Look through the data below and return each line where "system" appears.

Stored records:

********************

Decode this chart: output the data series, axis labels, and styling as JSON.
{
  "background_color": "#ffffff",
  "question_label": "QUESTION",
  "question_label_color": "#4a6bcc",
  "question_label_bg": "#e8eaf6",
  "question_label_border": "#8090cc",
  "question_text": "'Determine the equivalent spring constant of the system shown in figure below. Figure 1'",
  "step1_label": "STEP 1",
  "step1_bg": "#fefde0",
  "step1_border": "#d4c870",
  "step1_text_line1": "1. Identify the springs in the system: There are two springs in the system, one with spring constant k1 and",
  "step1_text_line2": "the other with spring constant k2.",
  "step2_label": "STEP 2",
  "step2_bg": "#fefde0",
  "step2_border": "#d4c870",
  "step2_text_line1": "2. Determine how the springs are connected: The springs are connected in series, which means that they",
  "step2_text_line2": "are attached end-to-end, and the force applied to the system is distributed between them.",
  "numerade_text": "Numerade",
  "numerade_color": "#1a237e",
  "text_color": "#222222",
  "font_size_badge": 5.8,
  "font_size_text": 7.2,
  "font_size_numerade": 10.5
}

********************

**Written solution:**
  "question_text": "'Determine the equivalent spring constant of the system shown in figure below. Figure 1'",
  "step1_text_line1": "1. Identify the springs in the system: There are two springs in the system, one with spring constant k1 and",
  "step2_text_line2": "are attached end-to-end, and the force applied to the system is distributed between them.",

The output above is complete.